THE REQUEST: How many lines of the records below contain the word "this"? Answer with the number alone.

Source records
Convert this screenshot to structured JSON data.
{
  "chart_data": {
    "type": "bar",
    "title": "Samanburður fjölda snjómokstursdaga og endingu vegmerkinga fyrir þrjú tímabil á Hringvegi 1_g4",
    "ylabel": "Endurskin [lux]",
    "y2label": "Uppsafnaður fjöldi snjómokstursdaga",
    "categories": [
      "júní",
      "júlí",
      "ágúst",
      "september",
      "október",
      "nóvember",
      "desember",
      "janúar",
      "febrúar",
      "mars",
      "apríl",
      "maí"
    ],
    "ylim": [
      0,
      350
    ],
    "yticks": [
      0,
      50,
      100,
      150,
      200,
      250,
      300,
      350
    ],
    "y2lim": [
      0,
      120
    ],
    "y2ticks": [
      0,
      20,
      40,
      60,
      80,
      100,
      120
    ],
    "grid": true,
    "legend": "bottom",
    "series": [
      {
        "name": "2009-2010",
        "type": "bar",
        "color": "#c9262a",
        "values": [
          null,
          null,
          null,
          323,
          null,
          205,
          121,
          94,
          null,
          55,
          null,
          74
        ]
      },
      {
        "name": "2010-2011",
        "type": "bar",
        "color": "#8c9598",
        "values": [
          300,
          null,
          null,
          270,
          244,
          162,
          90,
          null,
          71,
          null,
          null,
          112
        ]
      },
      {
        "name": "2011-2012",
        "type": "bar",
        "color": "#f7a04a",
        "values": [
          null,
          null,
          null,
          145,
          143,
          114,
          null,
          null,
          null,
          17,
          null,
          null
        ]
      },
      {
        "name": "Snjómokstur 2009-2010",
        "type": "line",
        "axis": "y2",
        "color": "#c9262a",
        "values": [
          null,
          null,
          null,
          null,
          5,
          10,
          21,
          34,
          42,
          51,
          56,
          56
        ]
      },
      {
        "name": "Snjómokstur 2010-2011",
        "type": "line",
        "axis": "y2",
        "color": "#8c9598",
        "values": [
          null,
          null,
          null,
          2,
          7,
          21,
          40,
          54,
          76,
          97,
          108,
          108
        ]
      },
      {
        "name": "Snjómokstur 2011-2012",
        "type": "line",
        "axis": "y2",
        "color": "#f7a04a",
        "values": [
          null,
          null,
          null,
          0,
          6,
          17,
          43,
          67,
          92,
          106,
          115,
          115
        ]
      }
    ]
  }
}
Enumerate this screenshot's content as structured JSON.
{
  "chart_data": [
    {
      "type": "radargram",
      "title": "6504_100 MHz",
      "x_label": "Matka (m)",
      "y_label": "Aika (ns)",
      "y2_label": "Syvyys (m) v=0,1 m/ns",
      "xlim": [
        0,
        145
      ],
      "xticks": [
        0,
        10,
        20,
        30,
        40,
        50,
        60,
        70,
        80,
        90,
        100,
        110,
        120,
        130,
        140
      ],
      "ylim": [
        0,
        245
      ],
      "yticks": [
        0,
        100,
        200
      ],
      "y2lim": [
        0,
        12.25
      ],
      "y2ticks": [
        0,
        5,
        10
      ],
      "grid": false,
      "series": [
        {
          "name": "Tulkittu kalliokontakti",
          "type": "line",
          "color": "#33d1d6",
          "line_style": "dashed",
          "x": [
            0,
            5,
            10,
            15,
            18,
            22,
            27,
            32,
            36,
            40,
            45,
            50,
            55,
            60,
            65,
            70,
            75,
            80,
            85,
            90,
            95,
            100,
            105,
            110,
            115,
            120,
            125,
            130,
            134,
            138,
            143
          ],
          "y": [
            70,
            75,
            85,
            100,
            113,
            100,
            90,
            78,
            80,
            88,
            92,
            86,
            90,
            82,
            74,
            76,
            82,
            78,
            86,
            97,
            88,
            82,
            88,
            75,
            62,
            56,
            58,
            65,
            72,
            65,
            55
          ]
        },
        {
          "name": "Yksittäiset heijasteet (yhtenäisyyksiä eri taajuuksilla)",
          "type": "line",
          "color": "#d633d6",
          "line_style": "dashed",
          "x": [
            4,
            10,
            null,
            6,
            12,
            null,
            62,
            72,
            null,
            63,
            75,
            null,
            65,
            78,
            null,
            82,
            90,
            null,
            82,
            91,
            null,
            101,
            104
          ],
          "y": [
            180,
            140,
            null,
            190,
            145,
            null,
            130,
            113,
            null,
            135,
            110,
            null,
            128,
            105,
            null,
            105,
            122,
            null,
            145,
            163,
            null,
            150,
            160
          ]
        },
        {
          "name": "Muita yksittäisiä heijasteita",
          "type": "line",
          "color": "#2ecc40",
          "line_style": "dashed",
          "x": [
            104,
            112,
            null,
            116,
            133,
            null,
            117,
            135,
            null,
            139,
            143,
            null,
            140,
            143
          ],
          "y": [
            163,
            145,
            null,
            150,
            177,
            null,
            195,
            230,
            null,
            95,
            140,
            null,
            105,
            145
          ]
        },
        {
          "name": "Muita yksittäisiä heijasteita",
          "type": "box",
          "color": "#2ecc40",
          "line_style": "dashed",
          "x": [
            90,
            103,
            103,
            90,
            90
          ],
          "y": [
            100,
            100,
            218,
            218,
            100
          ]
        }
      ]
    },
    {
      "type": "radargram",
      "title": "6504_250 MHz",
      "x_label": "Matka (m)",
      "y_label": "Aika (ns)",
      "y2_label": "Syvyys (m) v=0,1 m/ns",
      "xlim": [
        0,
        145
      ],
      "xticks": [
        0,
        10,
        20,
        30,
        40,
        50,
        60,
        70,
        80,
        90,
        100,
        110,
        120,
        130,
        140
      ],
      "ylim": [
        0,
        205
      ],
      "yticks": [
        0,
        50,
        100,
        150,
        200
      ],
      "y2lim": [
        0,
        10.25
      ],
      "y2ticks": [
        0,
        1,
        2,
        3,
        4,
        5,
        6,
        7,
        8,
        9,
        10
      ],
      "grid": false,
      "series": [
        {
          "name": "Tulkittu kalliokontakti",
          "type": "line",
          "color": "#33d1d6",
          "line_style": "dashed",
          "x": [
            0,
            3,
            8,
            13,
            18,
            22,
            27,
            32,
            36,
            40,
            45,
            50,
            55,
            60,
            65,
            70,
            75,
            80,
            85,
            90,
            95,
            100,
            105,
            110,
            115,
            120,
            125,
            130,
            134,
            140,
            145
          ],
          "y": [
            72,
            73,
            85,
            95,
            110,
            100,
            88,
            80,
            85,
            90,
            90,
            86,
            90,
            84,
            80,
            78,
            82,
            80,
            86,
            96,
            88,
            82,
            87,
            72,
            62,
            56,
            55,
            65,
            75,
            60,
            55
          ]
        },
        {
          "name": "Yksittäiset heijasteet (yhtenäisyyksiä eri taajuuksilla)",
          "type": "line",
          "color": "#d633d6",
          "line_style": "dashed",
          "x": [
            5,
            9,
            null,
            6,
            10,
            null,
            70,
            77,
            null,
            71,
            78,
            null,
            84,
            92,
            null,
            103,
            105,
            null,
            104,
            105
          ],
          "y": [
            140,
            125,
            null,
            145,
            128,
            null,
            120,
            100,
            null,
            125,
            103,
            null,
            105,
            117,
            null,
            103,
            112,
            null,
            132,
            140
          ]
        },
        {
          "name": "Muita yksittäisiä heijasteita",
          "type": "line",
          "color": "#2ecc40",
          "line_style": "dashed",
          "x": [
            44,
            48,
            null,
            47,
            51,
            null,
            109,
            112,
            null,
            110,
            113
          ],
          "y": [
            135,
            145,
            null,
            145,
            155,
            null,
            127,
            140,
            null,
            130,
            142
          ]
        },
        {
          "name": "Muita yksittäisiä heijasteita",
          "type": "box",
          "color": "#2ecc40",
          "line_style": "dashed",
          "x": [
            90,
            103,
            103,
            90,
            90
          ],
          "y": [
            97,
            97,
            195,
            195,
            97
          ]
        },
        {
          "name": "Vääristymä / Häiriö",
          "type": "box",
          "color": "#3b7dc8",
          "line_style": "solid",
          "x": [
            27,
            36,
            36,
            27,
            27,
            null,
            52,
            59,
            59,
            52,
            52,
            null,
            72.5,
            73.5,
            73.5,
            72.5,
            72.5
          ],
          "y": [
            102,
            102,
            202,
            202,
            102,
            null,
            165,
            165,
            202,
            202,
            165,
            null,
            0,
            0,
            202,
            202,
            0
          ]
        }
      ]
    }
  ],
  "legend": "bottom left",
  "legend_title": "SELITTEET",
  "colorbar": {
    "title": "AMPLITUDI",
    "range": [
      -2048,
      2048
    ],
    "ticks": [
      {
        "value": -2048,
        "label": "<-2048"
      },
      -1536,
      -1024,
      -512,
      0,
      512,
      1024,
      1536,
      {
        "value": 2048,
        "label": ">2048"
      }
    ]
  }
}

RESULT OF THE EXERCISE: 2